**Prompt:** Extract the lines that carry the string "structured" from the listing.

[Records from a collection of figures]
┌──
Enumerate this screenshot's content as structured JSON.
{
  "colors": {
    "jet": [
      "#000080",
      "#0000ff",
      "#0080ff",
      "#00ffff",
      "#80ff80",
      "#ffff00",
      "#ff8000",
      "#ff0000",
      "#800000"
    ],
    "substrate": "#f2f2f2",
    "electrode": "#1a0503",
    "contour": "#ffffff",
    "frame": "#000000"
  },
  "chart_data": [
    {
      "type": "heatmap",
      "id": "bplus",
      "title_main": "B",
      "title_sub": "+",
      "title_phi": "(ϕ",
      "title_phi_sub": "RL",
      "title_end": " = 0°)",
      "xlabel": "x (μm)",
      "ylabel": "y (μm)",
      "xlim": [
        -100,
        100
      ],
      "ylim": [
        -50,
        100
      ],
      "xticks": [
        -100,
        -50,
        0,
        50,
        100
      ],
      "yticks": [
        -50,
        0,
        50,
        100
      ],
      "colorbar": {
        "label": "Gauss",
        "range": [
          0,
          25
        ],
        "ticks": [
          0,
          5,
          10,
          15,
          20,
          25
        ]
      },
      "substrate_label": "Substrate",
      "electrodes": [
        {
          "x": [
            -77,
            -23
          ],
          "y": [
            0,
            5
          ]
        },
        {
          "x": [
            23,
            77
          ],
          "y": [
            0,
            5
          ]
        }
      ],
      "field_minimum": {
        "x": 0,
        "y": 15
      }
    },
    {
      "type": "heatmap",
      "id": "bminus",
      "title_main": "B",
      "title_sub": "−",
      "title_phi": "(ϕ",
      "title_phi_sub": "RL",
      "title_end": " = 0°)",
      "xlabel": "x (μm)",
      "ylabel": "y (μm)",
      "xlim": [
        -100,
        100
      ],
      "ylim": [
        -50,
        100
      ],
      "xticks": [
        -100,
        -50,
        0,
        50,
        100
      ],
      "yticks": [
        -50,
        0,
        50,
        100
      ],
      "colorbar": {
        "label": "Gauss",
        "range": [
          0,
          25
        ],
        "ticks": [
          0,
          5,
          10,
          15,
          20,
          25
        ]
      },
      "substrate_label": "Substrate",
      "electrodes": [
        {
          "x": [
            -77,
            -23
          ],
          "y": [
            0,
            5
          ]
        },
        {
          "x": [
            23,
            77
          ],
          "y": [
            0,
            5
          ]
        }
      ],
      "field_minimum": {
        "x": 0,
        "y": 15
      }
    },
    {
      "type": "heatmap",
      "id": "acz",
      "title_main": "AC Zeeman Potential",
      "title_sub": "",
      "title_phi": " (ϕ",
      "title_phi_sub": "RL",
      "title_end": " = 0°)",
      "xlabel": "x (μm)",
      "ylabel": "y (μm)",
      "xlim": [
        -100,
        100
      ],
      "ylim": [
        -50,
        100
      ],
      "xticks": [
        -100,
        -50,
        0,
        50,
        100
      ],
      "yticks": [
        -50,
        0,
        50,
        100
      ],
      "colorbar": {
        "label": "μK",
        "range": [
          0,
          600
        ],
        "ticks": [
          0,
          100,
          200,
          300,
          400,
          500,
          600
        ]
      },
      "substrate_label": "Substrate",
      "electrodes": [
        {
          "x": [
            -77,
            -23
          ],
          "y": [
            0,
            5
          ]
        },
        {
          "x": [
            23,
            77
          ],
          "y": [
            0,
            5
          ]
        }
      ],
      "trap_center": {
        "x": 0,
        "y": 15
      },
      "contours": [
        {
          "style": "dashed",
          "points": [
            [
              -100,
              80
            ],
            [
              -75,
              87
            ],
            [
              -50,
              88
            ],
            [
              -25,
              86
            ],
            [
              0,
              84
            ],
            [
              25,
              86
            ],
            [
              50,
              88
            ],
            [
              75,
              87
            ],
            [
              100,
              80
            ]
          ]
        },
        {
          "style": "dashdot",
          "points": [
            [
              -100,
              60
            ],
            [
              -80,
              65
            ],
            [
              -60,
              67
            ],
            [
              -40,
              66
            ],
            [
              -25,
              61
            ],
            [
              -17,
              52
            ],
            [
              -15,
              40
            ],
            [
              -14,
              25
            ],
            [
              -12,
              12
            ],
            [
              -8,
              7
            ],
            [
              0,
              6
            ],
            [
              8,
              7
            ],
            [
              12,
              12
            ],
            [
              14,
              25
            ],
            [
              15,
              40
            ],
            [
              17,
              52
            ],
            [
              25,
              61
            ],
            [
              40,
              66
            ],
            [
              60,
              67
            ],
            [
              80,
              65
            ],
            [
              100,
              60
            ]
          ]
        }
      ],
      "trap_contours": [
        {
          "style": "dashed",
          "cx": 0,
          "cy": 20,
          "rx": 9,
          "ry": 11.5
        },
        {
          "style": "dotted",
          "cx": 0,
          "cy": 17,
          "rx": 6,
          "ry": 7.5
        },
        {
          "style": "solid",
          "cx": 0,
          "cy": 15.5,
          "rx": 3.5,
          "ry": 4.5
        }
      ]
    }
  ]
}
└──
┌──
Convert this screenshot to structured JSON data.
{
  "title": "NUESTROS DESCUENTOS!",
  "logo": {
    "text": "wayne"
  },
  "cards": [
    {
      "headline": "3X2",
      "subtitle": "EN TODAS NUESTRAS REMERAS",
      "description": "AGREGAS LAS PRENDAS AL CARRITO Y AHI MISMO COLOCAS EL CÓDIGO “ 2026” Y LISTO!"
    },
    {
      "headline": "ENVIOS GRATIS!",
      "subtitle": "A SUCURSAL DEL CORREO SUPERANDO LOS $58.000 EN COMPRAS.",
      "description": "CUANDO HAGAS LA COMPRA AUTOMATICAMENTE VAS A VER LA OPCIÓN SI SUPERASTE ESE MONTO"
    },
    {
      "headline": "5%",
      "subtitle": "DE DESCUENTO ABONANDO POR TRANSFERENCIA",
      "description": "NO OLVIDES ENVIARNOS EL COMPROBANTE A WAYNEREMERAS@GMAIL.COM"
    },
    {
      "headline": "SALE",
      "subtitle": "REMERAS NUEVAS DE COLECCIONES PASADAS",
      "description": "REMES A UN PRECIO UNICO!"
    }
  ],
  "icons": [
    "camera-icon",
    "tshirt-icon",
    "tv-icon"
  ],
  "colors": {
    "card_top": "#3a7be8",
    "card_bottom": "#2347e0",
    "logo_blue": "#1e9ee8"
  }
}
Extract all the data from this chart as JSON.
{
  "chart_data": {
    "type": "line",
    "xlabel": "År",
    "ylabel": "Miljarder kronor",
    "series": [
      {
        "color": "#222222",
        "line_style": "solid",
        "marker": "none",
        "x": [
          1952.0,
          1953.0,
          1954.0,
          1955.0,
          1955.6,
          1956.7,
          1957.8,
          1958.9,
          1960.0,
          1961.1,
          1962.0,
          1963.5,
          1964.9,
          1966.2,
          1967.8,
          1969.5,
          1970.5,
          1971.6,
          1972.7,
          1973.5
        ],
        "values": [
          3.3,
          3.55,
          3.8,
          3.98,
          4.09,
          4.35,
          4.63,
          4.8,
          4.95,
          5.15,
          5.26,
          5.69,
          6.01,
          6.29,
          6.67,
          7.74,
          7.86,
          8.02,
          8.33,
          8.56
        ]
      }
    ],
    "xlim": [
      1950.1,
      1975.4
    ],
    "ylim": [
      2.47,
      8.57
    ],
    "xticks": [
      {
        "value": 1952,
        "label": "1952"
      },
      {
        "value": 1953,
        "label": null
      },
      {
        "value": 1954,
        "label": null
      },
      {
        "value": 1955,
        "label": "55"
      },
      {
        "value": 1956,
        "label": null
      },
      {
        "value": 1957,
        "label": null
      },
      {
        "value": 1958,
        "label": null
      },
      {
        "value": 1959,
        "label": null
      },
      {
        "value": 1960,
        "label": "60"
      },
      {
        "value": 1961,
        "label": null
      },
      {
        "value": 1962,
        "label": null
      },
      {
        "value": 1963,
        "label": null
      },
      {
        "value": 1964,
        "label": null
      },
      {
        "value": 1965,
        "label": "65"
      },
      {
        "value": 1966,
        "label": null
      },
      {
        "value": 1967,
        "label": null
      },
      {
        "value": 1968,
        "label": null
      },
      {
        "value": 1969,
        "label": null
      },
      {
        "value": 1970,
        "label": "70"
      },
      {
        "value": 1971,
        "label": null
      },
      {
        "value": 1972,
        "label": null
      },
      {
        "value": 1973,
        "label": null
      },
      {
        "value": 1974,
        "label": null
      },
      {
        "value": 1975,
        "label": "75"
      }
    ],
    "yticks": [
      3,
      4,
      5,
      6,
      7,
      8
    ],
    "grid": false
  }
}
└──
**Written response:**
Enumerate this screenshot's content as structured JSON.
Convert this screenshot to structured JSON data.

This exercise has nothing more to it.